DOCUMENT SOURCE:
______________________________
Economie et philosophie, rationalité, décision, sciences cognitives

Semestre 1

Jean-Sébastien Lenfant

L’objectif du cours est de proposer une histoire des relations entre économie et psychologie en se concentrant sur l’analyse des choix et décisions individuels. On prendra comme aboutissement de cette histoire les contributions séminales de Kahneman et Tversky à la fin des années 1970), qui mettent en place une relation stable entre économie et psychologie, encadrée par des protocole expérimentaux. Le cours propose d’interroger la transformation de la science économique qui se joue à ce moment là en retraçant l’histoire des relations entre économie et psychologie depuis le milieu du XIXe siècle, qui correspond au moment de naissance d’une psychologie scientifique (expérimentale) et aux premières contributions saisissantes à une théorie marginaliste des prix et de l’utilité.
______________________________
CONSIGNE: Prolongez, s'il vous plaît, la présentation ci-dessus du cours sur les relations entre économie et psychologie, en reprenant après sa dernière phrase.

Données enregistrées
______________________________
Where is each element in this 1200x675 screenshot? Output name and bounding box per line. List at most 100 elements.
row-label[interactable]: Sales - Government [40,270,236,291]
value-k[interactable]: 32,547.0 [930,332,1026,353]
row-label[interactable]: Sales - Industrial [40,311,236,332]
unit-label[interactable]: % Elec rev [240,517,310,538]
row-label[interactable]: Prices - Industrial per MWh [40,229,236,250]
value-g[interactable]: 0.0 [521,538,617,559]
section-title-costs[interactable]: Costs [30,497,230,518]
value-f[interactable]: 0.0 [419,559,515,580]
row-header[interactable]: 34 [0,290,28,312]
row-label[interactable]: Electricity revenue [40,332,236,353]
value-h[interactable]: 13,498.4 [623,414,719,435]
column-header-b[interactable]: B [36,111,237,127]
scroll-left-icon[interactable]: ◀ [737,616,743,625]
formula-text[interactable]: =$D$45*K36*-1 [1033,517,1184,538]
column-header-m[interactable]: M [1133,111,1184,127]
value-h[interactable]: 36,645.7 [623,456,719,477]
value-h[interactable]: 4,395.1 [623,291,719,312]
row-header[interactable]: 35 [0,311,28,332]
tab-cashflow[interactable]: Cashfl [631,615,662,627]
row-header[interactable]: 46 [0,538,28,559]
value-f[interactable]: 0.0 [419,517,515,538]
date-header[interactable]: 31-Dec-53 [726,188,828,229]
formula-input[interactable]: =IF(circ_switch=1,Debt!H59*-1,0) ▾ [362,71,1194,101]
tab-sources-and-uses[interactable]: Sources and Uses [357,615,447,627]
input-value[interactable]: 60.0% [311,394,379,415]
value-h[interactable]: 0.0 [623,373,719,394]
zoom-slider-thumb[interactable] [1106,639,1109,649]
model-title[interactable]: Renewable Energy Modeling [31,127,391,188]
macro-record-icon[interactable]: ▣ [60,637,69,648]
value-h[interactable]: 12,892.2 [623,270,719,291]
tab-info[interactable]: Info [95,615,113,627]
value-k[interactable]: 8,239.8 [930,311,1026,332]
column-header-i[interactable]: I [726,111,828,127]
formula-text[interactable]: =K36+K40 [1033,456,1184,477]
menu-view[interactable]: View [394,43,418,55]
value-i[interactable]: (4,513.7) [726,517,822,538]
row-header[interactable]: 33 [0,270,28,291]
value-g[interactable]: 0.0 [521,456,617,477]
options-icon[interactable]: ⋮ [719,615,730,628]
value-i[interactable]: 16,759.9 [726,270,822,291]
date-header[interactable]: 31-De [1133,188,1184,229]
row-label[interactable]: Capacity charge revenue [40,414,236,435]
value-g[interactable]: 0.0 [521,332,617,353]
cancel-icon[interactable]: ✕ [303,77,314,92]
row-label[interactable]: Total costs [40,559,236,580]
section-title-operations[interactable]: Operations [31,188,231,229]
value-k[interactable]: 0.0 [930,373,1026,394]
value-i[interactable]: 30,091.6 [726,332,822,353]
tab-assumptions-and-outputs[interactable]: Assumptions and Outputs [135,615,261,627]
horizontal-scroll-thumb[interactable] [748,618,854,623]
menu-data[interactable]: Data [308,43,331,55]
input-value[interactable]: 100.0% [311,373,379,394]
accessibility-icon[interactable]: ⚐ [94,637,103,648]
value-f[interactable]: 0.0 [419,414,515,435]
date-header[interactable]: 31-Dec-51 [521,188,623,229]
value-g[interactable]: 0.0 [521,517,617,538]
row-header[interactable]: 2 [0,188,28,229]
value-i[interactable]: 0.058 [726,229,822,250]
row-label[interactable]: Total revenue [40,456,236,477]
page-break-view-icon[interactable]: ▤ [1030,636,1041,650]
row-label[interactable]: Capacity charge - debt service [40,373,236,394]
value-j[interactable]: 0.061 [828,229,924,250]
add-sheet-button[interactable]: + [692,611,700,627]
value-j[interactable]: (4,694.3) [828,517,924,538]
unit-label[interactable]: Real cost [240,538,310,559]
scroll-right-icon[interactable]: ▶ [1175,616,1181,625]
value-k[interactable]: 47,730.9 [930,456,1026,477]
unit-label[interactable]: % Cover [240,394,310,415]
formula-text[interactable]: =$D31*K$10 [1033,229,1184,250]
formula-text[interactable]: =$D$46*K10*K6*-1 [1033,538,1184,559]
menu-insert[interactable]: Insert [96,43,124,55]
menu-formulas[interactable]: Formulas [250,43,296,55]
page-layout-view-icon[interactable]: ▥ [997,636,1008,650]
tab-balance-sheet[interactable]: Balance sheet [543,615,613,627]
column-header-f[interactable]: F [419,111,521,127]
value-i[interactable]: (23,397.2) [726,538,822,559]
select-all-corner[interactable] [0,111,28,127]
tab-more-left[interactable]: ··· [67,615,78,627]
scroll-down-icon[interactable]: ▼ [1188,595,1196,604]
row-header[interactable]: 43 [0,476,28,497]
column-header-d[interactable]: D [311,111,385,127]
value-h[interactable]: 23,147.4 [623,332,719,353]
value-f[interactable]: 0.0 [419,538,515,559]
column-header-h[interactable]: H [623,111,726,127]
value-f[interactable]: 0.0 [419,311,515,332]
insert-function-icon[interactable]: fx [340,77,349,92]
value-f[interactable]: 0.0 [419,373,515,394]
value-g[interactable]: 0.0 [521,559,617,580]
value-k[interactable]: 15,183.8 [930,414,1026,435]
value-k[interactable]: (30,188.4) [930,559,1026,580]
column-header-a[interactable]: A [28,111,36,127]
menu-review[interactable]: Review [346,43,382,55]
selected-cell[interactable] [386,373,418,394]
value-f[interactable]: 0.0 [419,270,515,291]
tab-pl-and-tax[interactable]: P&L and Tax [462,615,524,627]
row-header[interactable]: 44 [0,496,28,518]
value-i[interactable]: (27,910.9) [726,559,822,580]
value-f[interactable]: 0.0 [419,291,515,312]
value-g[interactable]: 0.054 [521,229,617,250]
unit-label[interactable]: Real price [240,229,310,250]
______________________________
RÉPONSE:
L’hypothèse de travail qui jalonne le cours est que le type de psychologie qui imprègne les théories du choix est lié étroitement au type de questionnement et aux objectifs des économistes. Si la théorie du choix n’est que l’élément de base d’une théorie de la demande et de l’équilibre économique, alors la relation avec la psychologie sera plutôt distendue. Si au contraire des enjeux de bien-être ou de répartition sont mis en avant, alors elle peut jouer un rôle plus important. Au-delà de cette relation schématique, ce qui se joue également au cours de l’histoire est la capacité de la psychologie scientifique à fournir un modèle de scientificité aux autres sciences sociales. Ainsi, dans le temps, la psychophysique, puis le comportementalisme, et enfin l’approche cognitive ont pu fournir des modèles différents pour comprendre les relations entre économie et psychologie.